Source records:

** BEGIN **

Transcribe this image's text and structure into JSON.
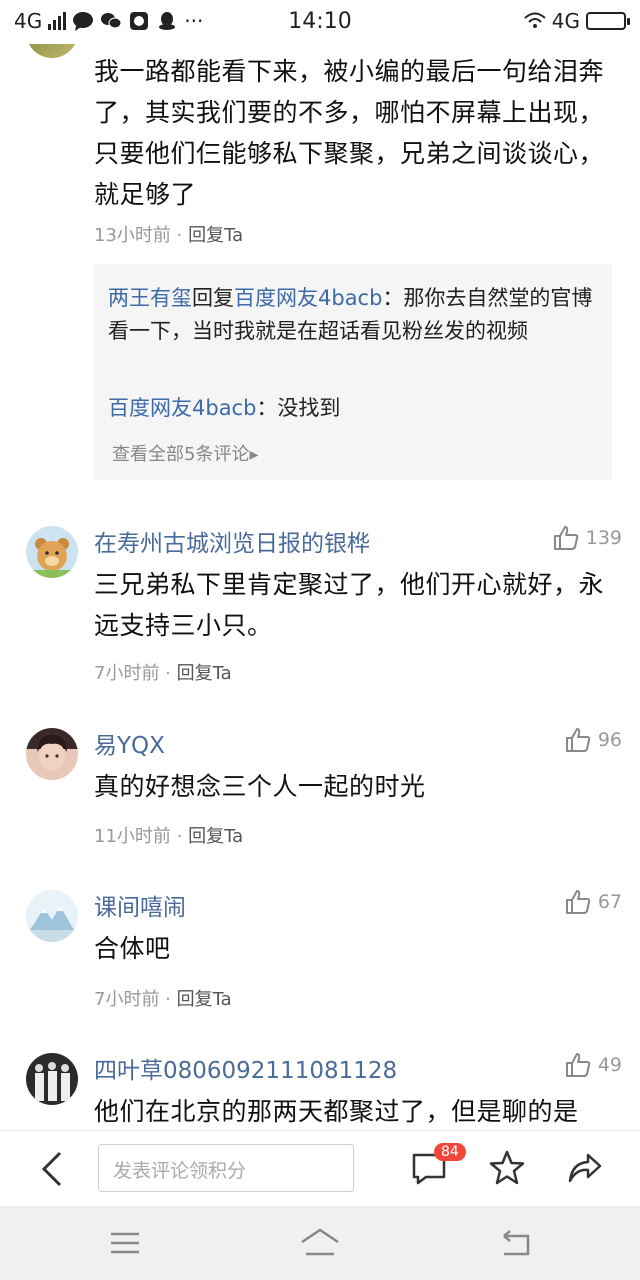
{
  "status": {
    "network_left": "4G",
    "time": "14:10",
    "network_right": "4G"
  },
  "comments": [
    {
      "text": "我一路都能看下来，被小编的最后一句给泪奔了，其实我们要的不多，哪怕不屏幕上出现，只要他们仨能够私下聚聚，兄弟之间谈谈心，就足够了",
      "time": "13小时前",
      "reply_label": "回复Ta",
      "replies": [
        {
          "user": "两王有玺",
          "verb": "回复",
          "target": "百度网友4bacb",
          "text": "：那你去自然堂的官博看一下，当时我就是在超话看见粉丝发的视频"
        },
        {
          "user": "百度网友4bacb",
          "text": "：没找到"
        }
      ],
      "view_all": "查看全部5条评论"
    },
    {
      "user": "在寿州古城浏览日报的银桦",
      "likes": "139",
      "text": "三兄弟私下里肯定聚过了，他们开心就好，永远支持三小只。",
      "time": "7小时前",
      "reply_label": "回复Ta"
    },
    {
      "user": "易YQX",
      "likes": "96",
      "text": "真的好想念三个人一起的时光",
      "time": "11小时前",
      "reply_label": "回复Ta"
    },
    {
      "user": "课间嘻闹",
      "likes": "67",
      "text": "合体吧",
      "time": "7小时前",
      "reply_label": "回复Ta"
    },
    {
      "user": "四叶草0806092111081128",
      "likes": "49",
      "text": "他们在北京的那两天都聚过了，但是聊的是"
    }
  ],
  "bottom_bar": {
    "input_placeholder": "发表评论领积分",
    "comment_count": "84"
  },
  "colors": {
    "link_blue": "#3d6aa6",
    "badge_red": "#f0473a",
    "reply_bg": "#f5f5f5"
  }
}
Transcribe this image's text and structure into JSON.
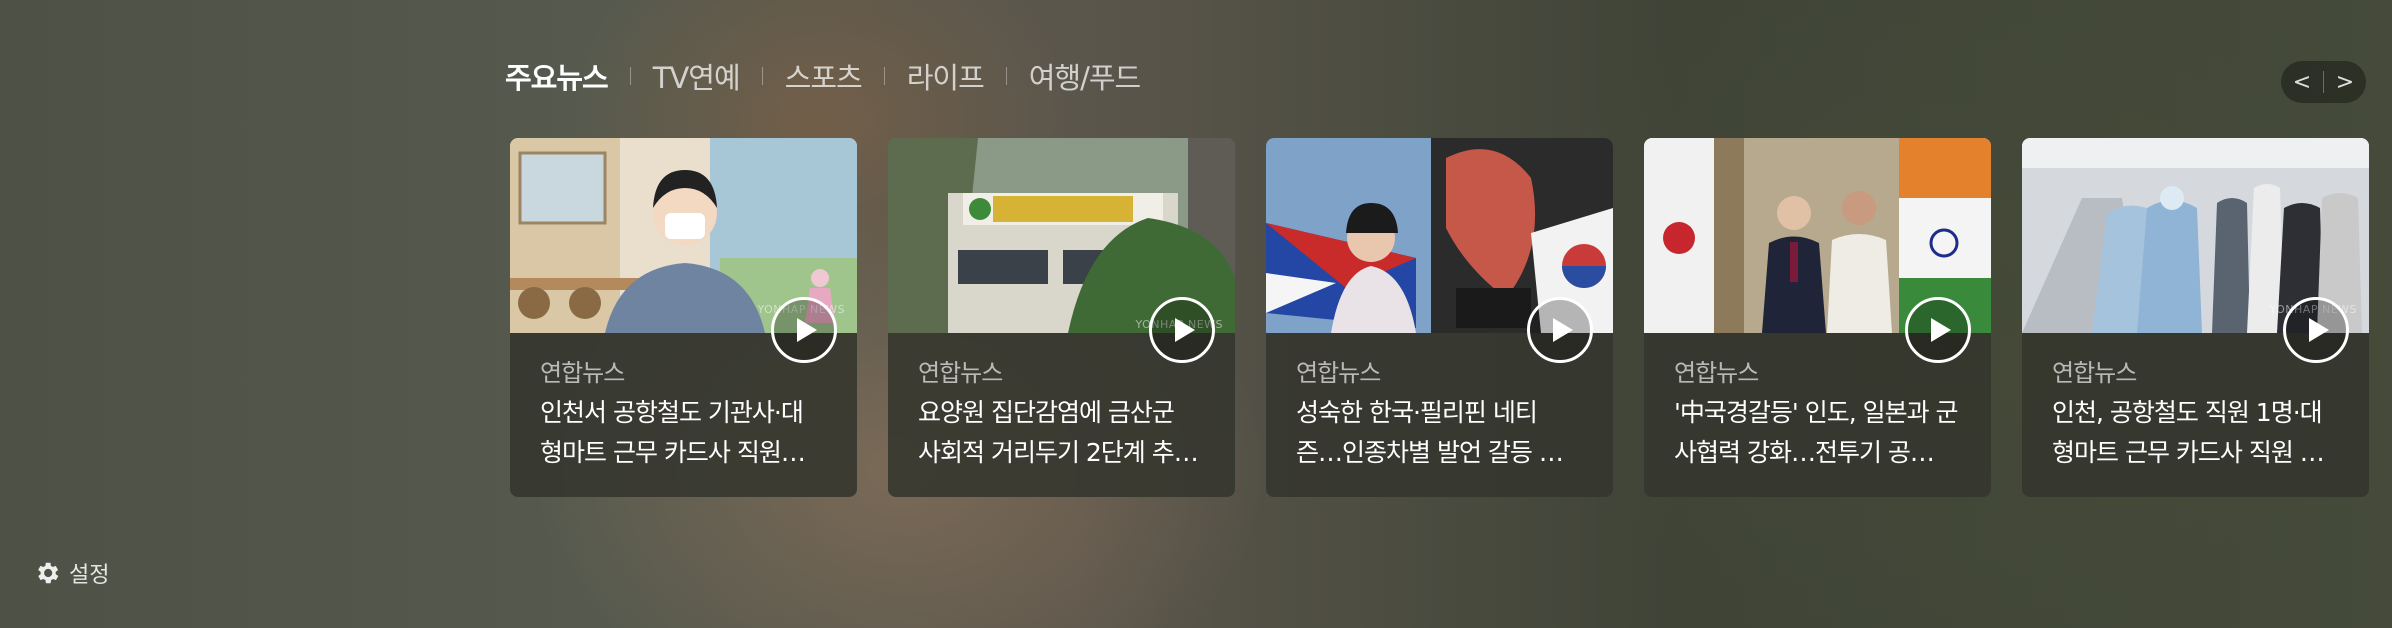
{
  "tabs": [
    {
      "label": "주요뉴스",
      "active": true
    },
    {
      "label": "TV연예",
      "active": false
    },
    {
      "label": "스포츠",
      "active": false
    },
    {
      "label": "라이프",
      "active": false
    },
    {
      "label": "여행/푸드",
      "active": false
    }
  ],
  "nav": {
    "prev_label": "<",
    "next_label": ">"
  },
  "cards": [
    {
      "source": "연합뉴스",
      "title_line1": "인천서 공항철도 기관사·대",
      "title_line2": "형마트 근무 카드사 직원…",
      "watermark": "YONHAP NEWS"
    },
    {
      "source": "연합뉴스",
      "title_line1": "요양원 집단감염에 금산군",
      "title_line2": "사회적 거리두기 2단계 추…",
      "watermark": "YONHAP NEWS"
    },
    {
      "source": "연합뉴스",
      "title_line1": "성숙한 한국·필리핀 네티",
      "title_line2": "즌…인종차별 발언 갈등 …",
      "watermark": ""
    },
    {
      "source": "연합뉴스",
      "title_line1": "'中국경갈등' 인도, 일본과 군",
      "title_line2": "사협력 강화…전투기 공…",
      "watermark": ""
    },
    {
      "source": "연합뉴스",
      "title_line1": "인천, 공항철도 직원 1명·대",
      "title_line2": "형마트 근무 카드사 직원 …",
      "watermark": "YONHAP NEWS"
    }
  ],
  "settings": {
    "label": "설정"
  },
  "icons": {
    "settings": "gear-icon",
    "play": "play-icon",
    "prev": "chevron-left-icon",
    "next": "chevron-right-icon"
  }
}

** END **

Nothing in the entries above should change when they are printed again, except that the pictures are dropped.

Transcribe this image's text and structure into JSON.
{
  "status": {
    "network_left": "4G",
    "time": "14:10",
    "network_right": "4G"
  },
  "comments": [
    {
      "text": "我一路都能看下来，被小编的最后一句给泪奔了，其实我们要的不多，哪怕不屏幕上出现，只要他们仨能够私下聚聚，兄弟之间谈谈心，就足够了",
      "time": "13小时前",
      "reply_label": "回复Ta",
      "replies": [
        {
          "user": "两王有玺",
          "verb": "回复",
          "target": "百度网友4bacb",
          "text": "：那你去自然堂的官博看一下，当时我就是在超话看见粉丝发的视频"
        },
        {
          "user": "百度网友4bacb",
          "text": "：没找到"
        }
      ],
      "view_all": "查看全部5条评论"
    },
    {
      "user": "在寿州古城浏览日报的银桦",
      "likes": "139",
      "text": "三兄弟私下里肯定聚过了，他们开心就好，永远支持三小只。",
      "time": "7小时前",
      "reply_label": "回复Ta"
    },
    {
      "user": "易YQX",
      "likes": "96",
      "text": "真的好想念三个人一起的时光",
      "time": "11小时前",
      "reply_label": "回复Ta"
    },
    {
      "user": "课间嘻闹",
      "likes": "67",
      "text": "合体吧",
      "time": "7小时前",
      "reply_label": "回复Ta"
    },
    {
      "user": "四叶草0806092111081128",
      "likes": "49",
      "text": "他们在北京的那两天都聚过了，但是聊的是"
    }
  ],
  "bottom_bar": {
    "input_placeholder": "发表评论领积分",
    "comment_count": "84"
  },
  "colors": {
    "link_blue": "#3d6aa6",
    "badge_red": "#f0473a",
    "reply_bg": "#f5f5f5"
  }
}
Transcribe this image's text and structure into JSON.
{
  "tabs": [
    {
      "label": "주요뉴스",
      "active": true
    },
    {
      "label": "TV연예",
      "active": false
    },
    {
      "label": "스포츠",
      "active": false
    },
    {
      "label": "라이프",
      "active": false
    },
    {
      "label": "여행/푸드",
      "active": false
    }
  ],
  "nav": {
    "prev_label": "<",
    "next_label": ">"
  },
  "cards": [
    {
      "source": "연합뉴스",
      "title_line1": "인천서 공항철도 기관사·대",
      "title_line2": "형마트 근무 카드사 직원…",
      "watermark": "YONHAP NEWS"
    },
    {
      "source": "연합뉴스",
      "title_line1": "요양원 집단감염에 금산군",
      "title_line2": "사회적 거리두기 2단계 추…",
      "watermark": "YONHAP NEWS"
    },
    {
      "source": "연합뉴스",
      "title_line1": "성숙한 한국·필리핀 네티",
      "title_line2": "즌…인종차별 발언 갈등 …",
      "watermark": ""
    },
    {
      "source": "연합뉴스",
      "title_line1": "'中국경갈등' 인도, 일본과 군",
      "title_line2": "사협력 강화…전투기 공…",
      "watermark": ""
    },
    {
      "source": "연합뉴스",
      "title_line1": "인천, 공항철도 직원 1명·대",
      "title_line2": "형마트 근무 카드사 직원 …",
      "watermark": "YONHAP NEWS"
    }
  ],
  "settings": {
    "label": "설정"
  },
  "icons": {
    "settings": "gear-icon",
    "play": "play-icon",
    "prev": "chevron-left-icon",
    "next": "chevron-right-icon"
  }
}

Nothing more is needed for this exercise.